▸ GIVEN PROBLEM:
Restate each of the lines given below, word for word.
::::
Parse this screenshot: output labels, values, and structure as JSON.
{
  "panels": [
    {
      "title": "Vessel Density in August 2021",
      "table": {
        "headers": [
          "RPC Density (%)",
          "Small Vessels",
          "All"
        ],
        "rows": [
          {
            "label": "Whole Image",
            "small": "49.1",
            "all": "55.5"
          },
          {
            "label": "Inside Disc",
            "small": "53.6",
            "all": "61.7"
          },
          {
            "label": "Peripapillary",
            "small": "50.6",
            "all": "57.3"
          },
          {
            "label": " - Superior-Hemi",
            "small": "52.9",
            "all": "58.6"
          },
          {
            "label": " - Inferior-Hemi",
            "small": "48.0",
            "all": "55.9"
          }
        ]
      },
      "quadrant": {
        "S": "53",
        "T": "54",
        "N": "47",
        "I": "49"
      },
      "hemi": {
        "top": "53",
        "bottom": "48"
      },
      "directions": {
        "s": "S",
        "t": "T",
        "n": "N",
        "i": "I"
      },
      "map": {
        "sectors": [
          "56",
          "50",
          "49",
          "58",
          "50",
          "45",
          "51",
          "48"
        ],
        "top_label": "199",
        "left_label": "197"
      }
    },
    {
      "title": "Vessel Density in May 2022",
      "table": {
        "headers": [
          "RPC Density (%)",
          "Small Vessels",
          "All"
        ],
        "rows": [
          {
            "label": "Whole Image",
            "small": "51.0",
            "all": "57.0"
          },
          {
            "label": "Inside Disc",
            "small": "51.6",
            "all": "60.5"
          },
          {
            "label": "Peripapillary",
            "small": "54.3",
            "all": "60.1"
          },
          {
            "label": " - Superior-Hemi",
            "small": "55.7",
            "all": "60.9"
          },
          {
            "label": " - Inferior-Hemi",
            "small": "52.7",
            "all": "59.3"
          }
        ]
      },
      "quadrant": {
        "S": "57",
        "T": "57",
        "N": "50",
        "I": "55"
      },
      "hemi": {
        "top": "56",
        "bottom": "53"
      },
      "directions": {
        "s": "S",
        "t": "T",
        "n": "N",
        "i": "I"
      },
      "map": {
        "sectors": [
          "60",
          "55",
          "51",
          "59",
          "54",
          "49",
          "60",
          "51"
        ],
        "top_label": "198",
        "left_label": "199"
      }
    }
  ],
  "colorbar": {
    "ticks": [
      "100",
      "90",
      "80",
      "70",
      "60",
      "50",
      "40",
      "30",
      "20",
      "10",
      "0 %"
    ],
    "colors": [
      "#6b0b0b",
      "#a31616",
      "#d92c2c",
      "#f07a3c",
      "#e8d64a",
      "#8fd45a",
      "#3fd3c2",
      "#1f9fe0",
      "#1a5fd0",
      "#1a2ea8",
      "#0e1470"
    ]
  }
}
::::
▸ EXERCISE OUTPUT:
Parse this screenshot: output labels, values, and structure as JSON.
{
  "panels": [
    {
      "title": "Vessel Density in August 2021",
      "table": {
        "headers": [
          "RPC Density (%)",
          "Small Vessels",
          "All"
        ],
        "rows": [
          {
            "label": "Whole Image",
            "small": "49.1",
            "all": "55.5"
          },
          {
            "label": "Inside Disc",
            "small": "53.6",
            "all": "61.7"
          },
          {
            "label": "Peripapillary",
            "small": "50.6",
            "all": "57.3"
          },
          {
            "label": " - Superior-Hemi",
            "small": "52.9",
            "all": "58.6"
          },
          {
            "label": " - Inferior-Hemi",
            "small": "48.0",
            "all": "55.9"
          }
        ]
      },
      "quadrant": {
        "S": "53",
        "T": "54",
        "N": "47",
        "I": "49"
      },
      "hemi": {
        "top": "53",
        "bottom": "48"
      },
      "directions": {
        "s": "S",
        "t": "T",
        "n": "N",
        "i": "I"
      },
      "map": {
        "sectors": [
          "56",
          "50",
          "49",
          "58",
          "50",
          "45",
          "51",
          "48"
        ],
        "top_label": "199",
        "left_label": "197"
      }
    },
    {
      "title": "Vessel Density in May 2022",
      "table": {
        "headers": [
          "RPC Density (%)",
          "Small Vessels",
          "All"
        ],
        "rows": [
          {
            "label": "Whole Image",
            "small": "51.0",
            "all": "57.0"
          },
          {
            "label": "Inside Disc",
            "small": "51.6",
            "all": "60.5"
          },
          {
            "label": "Peripapillary",
            "small": "54.3",
            "all": "60.1"
          },
          {
            "label": " - Superior-Hemi",
            "small": "55.7",
            "all": "60.9"
          },
          {
            "label": " - Inferior-Hemi",
            "small": "52.7",
            "all": "59.3"
          }
        ]
      },
      "quadrant": {
        "S": "57",
        "T": "57",
        "N": "50",
        "I": "55"
      },
      "hemi": {
        "top": "56",
        "bottom": "53"
      },
      "directions": {
        "s": "S",
        "t": "T",
        "n": "N",
        "i": "I"
      },
      "map": {
        "sectors": [
          "60",
          "55",
          "51",
          "59",
          "54",
          "49",
          "60",
          "51"
        ],
        "top_label": "198",
        "left_label": "199"
      }
    }
  ],
  "colorbar": {
    "ticks": [
      "100",
      "90",
      "80",
      "70",
      "60",
      "50",
      "40",
      "30",
      "20",
      "10",
      "0 %"
    ],
    "colors": [
      "#6b0b0b",
      "#a31616",
      "#d92c2c",
      "#f07a3c",
      "#e8d64a",
      "#8fd45a",
      "#3fd3c2",
      "#1f9fe0",
      "#1a5fd0",
      "#1a2ea8",
      "#0e1470"
    ]
  }
}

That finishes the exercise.